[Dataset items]
————————

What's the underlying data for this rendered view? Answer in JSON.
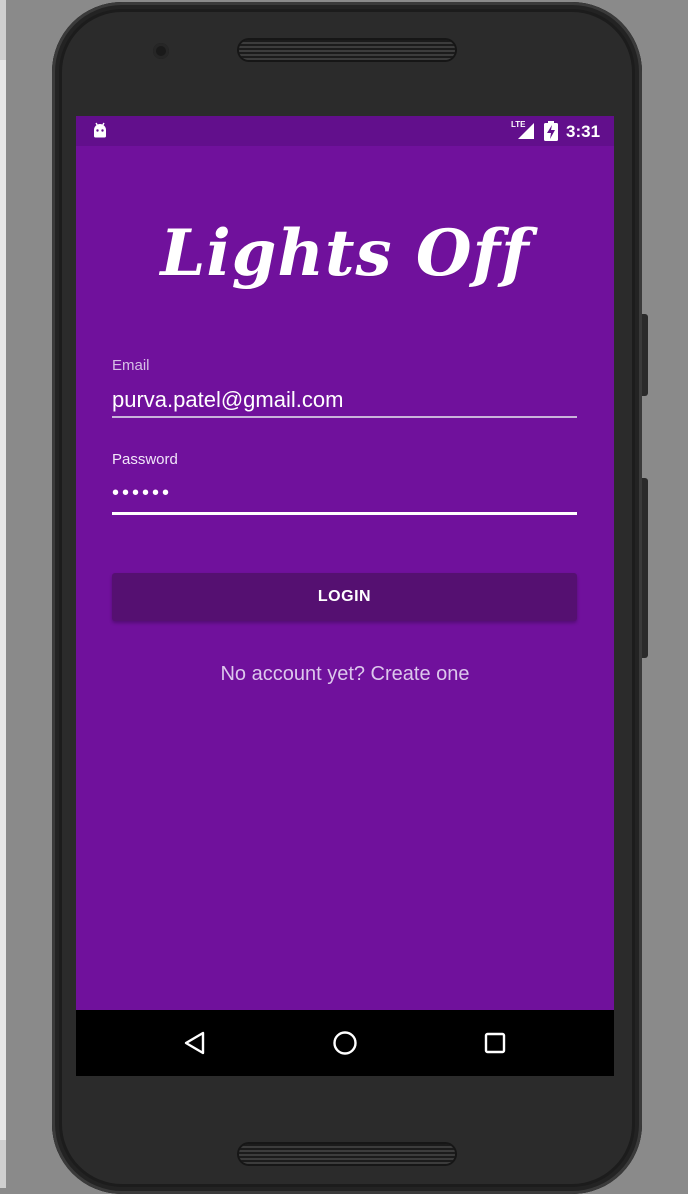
{
  "status_bar": {
    "time": "3:31",
    "network": "LTE"
  },
  "app": {
    "logo_text": "Lights Off",
    "email": {
      "label": "Email",
      "value": "purva.patel@gmail.com"
    },
    "password": {
      "label": "Password",
      "value": "••••••"
    },
    "login_button": "LOGIN",
    "signup_link": "No account yet? Create one"
  },
  "colors": {
    "app_background": "#70119c",
    "status_bar": "#620f8c",
    "login_button": "#551071",
    "nav_bar": "#000000"
  },
  "icons": {
    "status_left": "android-icon",
    "status_right": [
      "lte-signal-icon",
      "battery-charging-icon"
    ],
    "nav": [
      "back-icon",
      "home-icon",
      "recent-apps-icon"
    ]
  }
}
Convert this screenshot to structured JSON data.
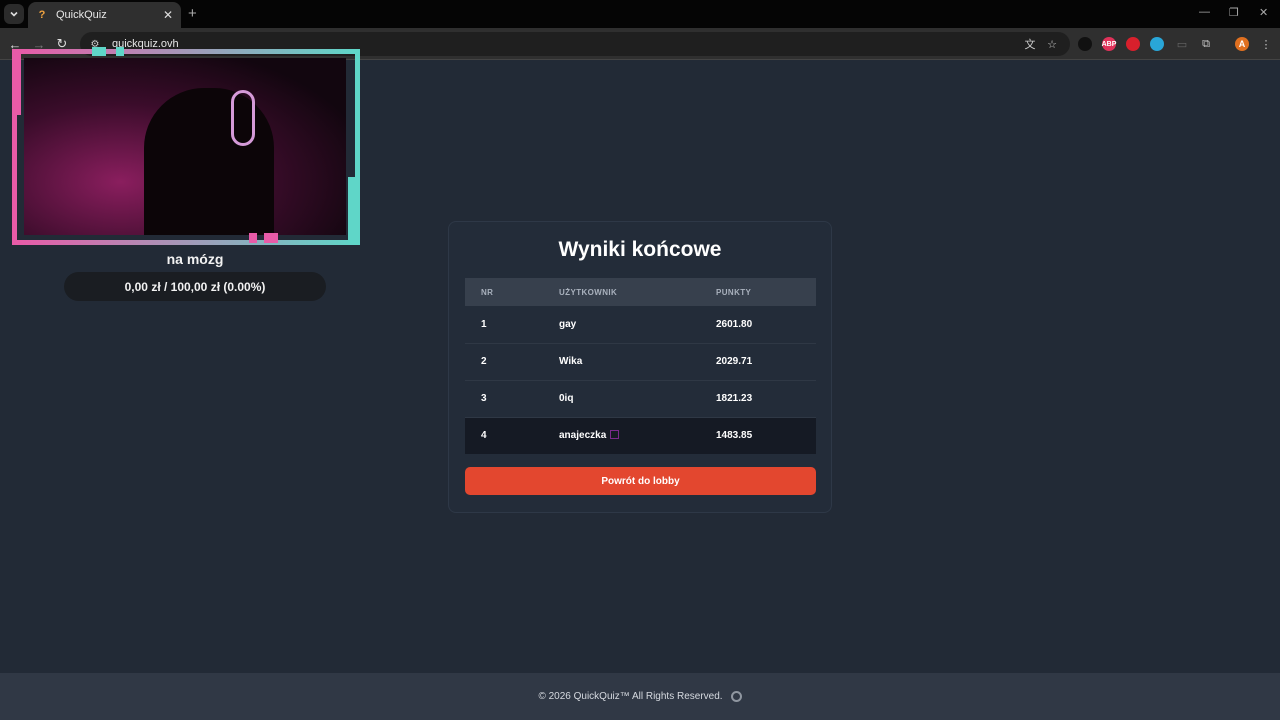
{
  "browser": {
    "tab_title": "QuickQuiz",
    "tab_favicon": "?",
    "new_tab": "+",
    "url": "quickquiz.ovh",
    "minimize": "—",
    "restore": "❐",
    "close": "✕",
    "extensions": [
      {
        "name": "ext-dark-icon",
        "label": "",
        "color": "#111111"
      },
      {
        "name": "abp-icon",
        "label": "ABP",
        "color": "#e0325a"
      },
      {
        "name": "record-icon",
        "label": "",
        "color": "#d8202c"
      },
      {
        "name": "translate-ext-icon",
        "label": "",
        "color": "#29a6d8"
      }
    ],
    "profile_initial": "A"
  },
  "stream": {
    "streamer_name": "na mózg",
    "donation_goal": "0,00 zł / 100,00 zł (0.00%)"
  },
  "results": {
    "title": "Wyniki końcowe",
    "columns": [
      "NR",
      "UŻYTKOWNIK",
      "PUNKTY"
    ],
    "rows": [
      {
        "nr": "1",
        "user": "gay",
        "points": "2601.80"
      },
      {
        "nr": "2",
        "user": "Wika",
        "points": "2029.71"
      },
      {
        "nr": "3",
        "user": "0iq",
        "points": "1821.23"
      },
      {
        "nr": "4",
        "user": "anajeczka",
        "points": "1483.85"
      }
    ],
    "back_button": "Powrót do lobby"
  },
  "footer": {
    "text": "© 2026  QuickQuiz™ All Rights Reserved."
  },
  "colors": {
    "accent": "#e3472f",
    "page_bg": "#222a36",
    "frame_pink": "#e85ba8",
    "frame_teal": "#5fd6c8"
  }
}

————————

--- Requirement ---
From the entries above, copy out every line where the string "JSON" appears.

--- Worked solution ---
What's the underlying data for this rendered view? Answer in JSON.
Convert this screenshot to structured JSON data.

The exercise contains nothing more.